[GIVEN INFORMATION]:
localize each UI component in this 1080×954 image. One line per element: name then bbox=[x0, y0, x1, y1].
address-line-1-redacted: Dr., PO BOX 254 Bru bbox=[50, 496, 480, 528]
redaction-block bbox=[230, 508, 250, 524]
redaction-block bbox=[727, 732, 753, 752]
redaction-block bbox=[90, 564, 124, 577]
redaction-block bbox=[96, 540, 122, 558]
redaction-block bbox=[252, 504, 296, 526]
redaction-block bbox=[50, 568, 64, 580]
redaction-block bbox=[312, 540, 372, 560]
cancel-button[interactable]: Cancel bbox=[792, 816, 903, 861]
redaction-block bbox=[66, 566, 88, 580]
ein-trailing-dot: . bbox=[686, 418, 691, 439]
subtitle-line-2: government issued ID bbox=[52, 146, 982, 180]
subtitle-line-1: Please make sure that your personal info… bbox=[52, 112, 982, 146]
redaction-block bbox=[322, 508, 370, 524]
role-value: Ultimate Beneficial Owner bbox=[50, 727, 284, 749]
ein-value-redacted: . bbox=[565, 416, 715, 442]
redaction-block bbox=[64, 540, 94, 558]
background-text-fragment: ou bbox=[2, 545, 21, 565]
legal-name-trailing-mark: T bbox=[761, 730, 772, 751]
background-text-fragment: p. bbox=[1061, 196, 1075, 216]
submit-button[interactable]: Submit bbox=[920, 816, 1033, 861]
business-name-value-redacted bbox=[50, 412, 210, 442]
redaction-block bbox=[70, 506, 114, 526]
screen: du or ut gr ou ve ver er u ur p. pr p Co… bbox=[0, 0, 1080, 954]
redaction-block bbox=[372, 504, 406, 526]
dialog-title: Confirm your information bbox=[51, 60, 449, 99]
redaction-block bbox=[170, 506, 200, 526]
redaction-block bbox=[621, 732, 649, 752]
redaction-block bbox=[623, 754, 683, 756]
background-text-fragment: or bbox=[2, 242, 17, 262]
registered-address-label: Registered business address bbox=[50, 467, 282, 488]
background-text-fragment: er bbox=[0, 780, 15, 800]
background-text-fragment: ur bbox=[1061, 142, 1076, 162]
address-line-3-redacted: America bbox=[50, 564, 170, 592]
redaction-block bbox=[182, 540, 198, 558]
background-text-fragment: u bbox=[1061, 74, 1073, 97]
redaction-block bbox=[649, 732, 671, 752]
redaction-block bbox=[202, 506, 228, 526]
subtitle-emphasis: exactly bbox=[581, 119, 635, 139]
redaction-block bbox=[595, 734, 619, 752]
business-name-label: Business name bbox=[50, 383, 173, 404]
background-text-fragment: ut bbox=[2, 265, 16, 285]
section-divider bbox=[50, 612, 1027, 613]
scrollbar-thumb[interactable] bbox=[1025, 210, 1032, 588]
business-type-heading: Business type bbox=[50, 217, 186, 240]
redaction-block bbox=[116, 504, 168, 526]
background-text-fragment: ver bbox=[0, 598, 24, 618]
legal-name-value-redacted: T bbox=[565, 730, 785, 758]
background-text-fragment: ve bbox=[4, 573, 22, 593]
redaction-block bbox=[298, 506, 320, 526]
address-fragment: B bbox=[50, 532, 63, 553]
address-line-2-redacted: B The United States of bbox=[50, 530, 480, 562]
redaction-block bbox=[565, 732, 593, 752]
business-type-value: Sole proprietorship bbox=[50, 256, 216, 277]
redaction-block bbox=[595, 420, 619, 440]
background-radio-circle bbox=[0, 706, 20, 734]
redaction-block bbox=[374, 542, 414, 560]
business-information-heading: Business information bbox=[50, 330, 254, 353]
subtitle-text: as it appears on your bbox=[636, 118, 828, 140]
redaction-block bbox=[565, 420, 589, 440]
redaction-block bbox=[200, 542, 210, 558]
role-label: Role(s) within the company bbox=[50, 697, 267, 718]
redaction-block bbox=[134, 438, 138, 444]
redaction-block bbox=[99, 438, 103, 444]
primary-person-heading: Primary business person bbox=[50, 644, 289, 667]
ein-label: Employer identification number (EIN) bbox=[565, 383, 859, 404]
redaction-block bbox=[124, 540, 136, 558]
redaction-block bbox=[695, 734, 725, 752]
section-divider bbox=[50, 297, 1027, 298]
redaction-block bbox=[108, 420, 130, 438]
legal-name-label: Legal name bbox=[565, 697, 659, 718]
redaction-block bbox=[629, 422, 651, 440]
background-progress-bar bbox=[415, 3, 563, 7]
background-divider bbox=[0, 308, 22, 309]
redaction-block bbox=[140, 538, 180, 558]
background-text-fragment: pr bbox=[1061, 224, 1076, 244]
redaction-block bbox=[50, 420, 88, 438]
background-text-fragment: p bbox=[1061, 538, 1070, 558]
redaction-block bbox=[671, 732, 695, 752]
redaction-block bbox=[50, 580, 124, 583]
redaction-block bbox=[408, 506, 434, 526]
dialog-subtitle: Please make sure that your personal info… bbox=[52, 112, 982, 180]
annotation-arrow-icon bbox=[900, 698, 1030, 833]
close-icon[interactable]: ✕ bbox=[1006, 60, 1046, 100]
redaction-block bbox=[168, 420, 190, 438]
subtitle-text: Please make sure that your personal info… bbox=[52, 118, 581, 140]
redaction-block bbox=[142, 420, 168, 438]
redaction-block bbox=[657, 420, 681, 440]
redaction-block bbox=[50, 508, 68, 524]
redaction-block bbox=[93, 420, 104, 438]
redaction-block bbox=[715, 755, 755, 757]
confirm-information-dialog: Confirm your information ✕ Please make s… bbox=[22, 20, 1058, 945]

[EXERCISE PROMPT]: Copy every line of the material above without changing a single character.

[FINAL RESULT]:
localize each UI component in this 1080×954 image. One line per element: name then bbox=[x0, y0, x1, y1].
address-line-1-redacted: Dr., PO BOX 254 Bru bbox=[50, 496, 480, 528]
redaction-block bbox=[230, 508, 250, 524]
redaction-block bbox=[727, 732, 753, 752]
redaction-block bbox=[90, 564, 124, 577]
redaction-block bbox=[96, 540, 122, 558]
redaction-block bbox=[252, 504, 296, 526]
redaction-block bbox=[50, 568, 64, 580]
redaction-block bbox=[312, 540, 372, 560]
cancel-button[interactable]: Cancel bbox=[792, 816, 903, 861]
redaction-block bbox=[66, 566, 88, 580]
ein-trailing-dot: . bbox=[686, 418, 691, 439]
subtitle-line-2: government issued ID bbox=[52, 146, 982, 180]
subtitle-line-1: Please make sure that your personal info… bbox=[52, 112, 982, 146]
redaction-block bbox=[322, 508, 370, 524]
role-value: Ultimate Beneficial Owner bbox=[50, 727, 284, 749]
ein-value-redacted: . bbox=[565, 416, 715, 442]
redaction-block bbox=[64, 540, 94, 558]
background-text-fragment: ou bbox=[2, 545, 21, 565]
legal-name-trailing-mark: T bbox=[761, 730, 772, 751]
background-text-fragment: p. bbox=[1061, 196, 1075, 216]
submit-button[interactable]: Submit bbox=[920, 816, 1033, 861]
business-name-value-redacted bbox=[50, 412, 210, 442]
redaction-block bbox=[70, 506, 114, 526]
screen: du or ut gr ou ve ver er u ur p. pr p Co… bbox=[0, 0, 1080, 954]
redaction-block bbox=[372, 504, 406, 526]
dialog-title: Confirm your information bbox=[51, 60, 449, 99]
redaction-block bbox=[170, 506, 200, 526]
redaction-block bbox=[621, 732, 649, 752]
redaction-block bbox=[623, 754, 683, 756]
background-text-fragment: or bbox=[2, 242, 17, 262]
registered-address-label: Registered business address bbox=[50, 467, 282, 488]
background-text-fragment: er bbox=[0, 780, 15, 800]
background-text-fragment: ur bbox=[1061, 142, 1076, 162]
address-line-3-redacted: America bbox=[50, 564, 170, 592]
redaction-block bbox=[182, 540, 198, 558]
background-text-fragment: u bbox=[1061, 74, 1073, 97]
redaction-block bbox=[649, 732, 671, 752]
redaction-block bbox=[202, 506, 228, 526]
subtitle-emphasis: exactly bbox=[581, 119, 635, 139]
redaction-block bbox=[595, 734, 619, 752]
business-name-label: Business name bbox=[50, 383, 173, 404]
background-text-fragment: ut bbox=[2, 265, 16, 285]
section-divider bbox=[50, 612, 1027, 613]
scrollbar-thumb[interactable] bbox=[1025, 210, 1032, 588]
business-type-heading: Business type bbox=[50, 217, 186, 240]
redaction-block bbox=[116, 504, 168, 526]
background-text-fragment: ver bbox=[0, 598, 24, 618]
legal-name-value-redacted: T bbox=[565, 730, 785, 758]
background-text-fragment: ve bbox=[4, 573, 22, 593]
redaction-block bbox=[298, 506, 320, 526]
address-fragment: B bbox=[50, 532, 63, 553]
address-line-2-redacted: B The United States of bbox=[50, 530, 480, 562]
redaction-block bbox=[565, 732, 593, 752]
business-type-value: Sole proprietorship bbox=[50, 256, 216, 277]
redaction-block bbox=[595, 420, 619, 440]
background-radio-circle bbox=[0, 706, 20, 734]
redaction-block bbox=[374, 542, 414, 560]
business-information-heading: Business information bbox=[50, 330, 254, 353]
subtitle-text: as it appears on your bbox=[636, 118, 828, 140]
redaction-block bbox=[565, 420, 589, 440]
redaction-block bbox=[200, 542, 210, 558]
role-label: Role(s) within the company bbox=[50, 697, 267, 718]
redaction-block bbox=[134, 438, 138, 444]
redaction-block bbox=[99, 438, 103, 444]
primary-person-heading: Primary business person bbox=[50, 644, 289, 667]
ein-label: Employer identification number (EIN) bbox=[565, 383, 859, 404]
redaction-block bbox=[124, 540, 136, 558]
redaction-block bbox=[695, 734, 725, 752]
section-divider bbox=[50, 297, 1027, 298]
redaction-block bbox=[108, 420, 130, 438]
legal-name-label: Legal name bbox=[565, 697, 659, 718]
redaction-block bbox=[629, 422, 651, 440]
background-progress-bar bbox=[415, 3, 563, 7]
background-divider bbox=[0, 308, 22, 309]
redaction-block bbox=[140, 538, 180, 558]
background-text-fragment: pr bbox=[1061, 224, 1076, 244]
redaction-block bbox=[50, 420, 88, 438]
background-text-fragment: p bbox=[1061, 538, 1070, 558]
redaction-block bbox=[671, 732, 695, 752]
redaction-block bbox=[50, 580, 124, 583]
redaction-block bbox=[408, 506, 434, 526]
dialog-subtitle: Please make sure that your personal info… bbox=[52, 112, 982, 180]
annotation-arrow-icon bbox=[900, 698, 1030, 833]
close-icon[interactable]: ✕ bbox=[1006, 60, 1046, 100]
redaction-block bbox=[168, 420, 190, 438]
subtitle-text: Please make sure that your personal info… bbox=[52, 118, 581, 140]
redaction-block bbox=[142, 420, 168, 438]
redaction-block bbox=[657, 420, 681, 440]
redaction-block bbox=[50, 508, 68, 524]
redaction-block bbox=[93, 420, 104, 438]
redaction-block bbox=[715, 755, 755, 757]
confirm-information-dialog: Confirm your information ✕ Please make s… bbox=[22, 20, 1058, 945]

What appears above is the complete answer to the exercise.